**Work to do**
Look through the data below and return each line where "image" appears.

**Stored data**
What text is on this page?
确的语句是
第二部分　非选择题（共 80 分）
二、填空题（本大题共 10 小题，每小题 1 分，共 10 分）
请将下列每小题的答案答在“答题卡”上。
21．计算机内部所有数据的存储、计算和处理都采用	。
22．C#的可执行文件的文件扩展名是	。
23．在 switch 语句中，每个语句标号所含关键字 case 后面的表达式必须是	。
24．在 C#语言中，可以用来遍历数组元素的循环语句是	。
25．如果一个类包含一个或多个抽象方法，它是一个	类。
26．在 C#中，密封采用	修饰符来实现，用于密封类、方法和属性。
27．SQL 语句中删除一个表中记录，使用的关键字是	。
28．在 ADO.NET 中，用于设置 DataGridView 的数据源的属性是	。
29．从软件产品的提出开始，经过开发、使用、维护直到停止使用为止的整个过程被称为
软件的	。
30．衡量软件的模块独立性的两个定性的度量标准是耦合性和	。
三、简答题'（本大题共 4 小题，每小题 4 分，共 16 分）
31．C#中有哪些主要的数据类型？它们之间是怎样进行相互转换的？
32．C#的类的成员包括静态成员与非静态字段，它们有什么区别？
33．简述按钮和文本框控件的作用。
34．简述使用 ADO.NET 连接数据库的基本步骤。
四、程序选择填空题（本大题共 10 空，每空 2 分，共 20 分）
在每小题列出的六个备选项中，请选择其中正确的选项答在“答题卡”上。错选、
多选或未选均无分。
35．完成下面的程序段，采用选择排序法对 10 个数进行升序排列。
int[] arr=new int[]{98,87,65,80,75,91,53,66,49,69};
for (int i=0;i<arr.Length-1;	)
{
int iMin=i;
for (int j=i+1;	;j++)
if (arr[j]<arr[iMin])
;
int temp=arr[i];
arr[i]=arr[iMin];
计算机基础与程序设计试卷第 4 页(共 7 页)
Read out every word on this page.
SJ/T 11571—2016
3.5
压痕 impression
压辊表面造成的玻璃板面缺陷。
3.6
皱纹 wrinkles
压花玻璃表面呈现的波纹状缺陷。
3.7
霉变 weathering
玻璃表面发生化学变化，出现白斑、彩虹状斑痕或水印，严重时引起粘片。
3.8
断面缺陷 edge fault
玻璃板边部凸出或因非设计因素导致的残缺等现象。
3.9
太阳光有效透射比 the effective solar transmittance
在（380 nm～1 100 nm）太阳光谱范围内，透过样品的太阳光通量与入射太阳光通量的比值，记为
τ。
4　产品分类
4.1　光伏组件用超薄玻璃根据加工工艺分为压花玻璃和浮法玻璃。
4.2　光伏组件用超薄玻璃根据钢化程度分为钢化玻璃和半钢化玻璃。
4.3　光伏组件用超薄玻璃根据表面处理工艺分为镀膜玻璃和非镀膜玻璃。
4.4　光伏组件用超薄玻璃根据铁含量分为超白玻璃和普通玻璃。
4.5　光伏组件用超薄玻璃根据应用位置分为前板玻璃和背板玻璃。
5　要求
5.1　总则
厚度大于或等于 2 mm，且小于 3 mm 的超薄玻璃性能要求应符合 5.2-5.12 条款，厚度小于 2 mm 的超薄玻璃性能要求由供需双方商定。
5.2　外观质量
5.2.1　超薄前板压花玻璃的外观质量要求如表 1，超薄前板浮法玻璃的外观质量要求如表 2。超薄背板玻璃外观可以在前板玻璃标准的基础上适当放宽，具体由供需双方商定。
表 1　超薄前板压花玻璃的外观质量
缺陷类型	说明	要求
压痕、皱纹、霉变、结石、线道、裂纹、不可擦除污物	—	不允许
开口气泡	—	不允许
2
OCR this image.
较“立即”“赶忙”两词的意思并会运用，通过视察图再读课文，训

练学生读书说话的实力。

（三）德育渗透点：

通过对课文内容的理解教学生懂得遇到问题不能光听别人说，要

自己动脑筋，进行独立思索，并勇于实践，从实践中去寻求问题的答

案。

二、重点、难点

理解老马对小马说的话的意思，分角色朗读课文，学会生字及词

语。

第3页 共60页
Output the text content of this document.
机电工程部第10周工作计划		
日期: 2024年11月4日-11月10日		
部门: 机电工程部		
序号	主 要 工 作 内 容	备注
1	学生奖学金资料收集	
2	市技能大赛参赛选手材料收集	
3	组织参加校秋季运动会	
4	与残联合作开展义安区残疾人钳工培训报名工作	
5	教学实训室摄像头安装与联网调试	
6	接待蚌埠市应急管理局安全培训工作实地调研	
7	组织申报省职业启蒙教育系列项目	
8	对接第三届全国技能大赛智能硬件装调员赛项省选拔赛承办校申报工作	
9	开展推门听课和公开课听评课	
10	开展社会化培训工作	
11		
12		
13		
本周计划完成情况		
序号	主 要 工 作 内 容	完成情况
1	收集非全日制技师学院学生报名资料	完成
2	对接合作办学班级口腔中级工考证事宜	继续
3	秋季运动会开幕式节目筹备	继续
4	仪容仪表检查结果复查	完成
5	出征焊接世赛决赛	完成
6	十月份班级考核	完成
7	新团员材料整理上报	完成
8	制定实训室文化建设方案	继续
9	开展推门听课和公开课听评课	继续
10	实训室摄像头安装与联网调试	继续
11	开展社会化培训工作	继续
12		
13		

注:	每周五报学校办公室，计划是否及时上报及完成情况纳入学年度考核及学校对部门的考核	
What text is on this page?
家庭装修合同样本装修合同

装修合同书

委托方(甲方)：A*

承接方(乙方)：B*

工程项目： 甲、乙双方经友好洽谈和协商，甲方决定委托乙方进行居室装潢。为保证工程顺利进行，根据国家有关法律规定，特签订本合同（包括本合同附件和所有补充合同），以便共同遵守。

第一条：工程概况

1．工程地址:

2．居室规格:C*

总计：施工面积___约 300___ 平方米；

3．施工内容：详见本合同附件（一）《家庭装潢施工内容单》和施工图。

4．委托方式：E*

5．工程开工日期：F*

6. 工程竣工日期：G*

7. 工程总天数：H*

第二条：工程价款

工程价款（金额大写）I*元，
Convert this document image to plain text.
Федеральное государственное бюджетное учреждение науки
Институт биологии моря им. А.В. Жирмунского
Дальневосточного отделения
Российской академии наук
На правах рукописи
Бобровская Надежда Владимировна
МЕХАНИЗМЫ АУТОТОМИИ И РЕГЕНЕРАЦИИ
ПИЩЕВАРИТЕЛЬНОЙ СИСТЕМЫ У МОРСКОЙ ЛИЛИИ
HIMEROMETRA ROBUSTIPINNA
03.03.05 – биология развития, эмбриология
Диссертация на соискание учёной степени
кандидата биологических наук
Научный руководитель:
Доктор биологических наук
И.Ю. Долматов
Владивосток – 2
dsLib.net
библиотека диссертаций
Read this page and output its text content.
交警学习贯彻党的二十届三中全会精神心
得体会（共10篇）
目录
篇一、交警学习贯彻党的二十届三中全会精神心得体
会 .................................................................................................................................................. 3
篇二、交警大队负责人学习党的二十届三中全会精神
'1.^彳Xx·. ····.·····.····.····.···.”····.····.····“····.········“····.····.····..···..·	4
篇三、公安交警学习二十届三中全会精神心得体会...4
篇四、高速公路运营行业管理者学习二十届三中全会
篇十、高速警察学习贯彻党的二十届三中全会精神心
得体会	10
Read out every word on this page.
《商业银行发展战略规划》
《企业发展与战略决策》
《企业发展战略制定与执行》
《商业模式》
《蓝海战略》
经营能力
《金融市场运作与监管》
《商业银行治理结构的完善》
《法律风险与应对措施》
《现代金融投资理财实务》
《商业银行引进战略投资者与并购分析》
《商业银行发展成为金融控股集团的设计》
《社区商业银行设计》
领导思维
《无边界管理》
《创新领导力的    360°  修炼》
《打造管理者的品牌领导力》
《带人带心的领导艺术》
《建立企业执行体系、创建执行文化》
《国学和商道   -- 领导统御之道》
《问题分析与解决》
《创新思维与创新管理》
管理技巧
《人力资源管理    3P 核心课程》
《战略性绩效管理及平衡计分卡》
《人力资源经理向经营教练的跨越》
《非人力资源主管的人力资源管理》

**Solution to this task**
OCR this image.
Convert this document image to plain text.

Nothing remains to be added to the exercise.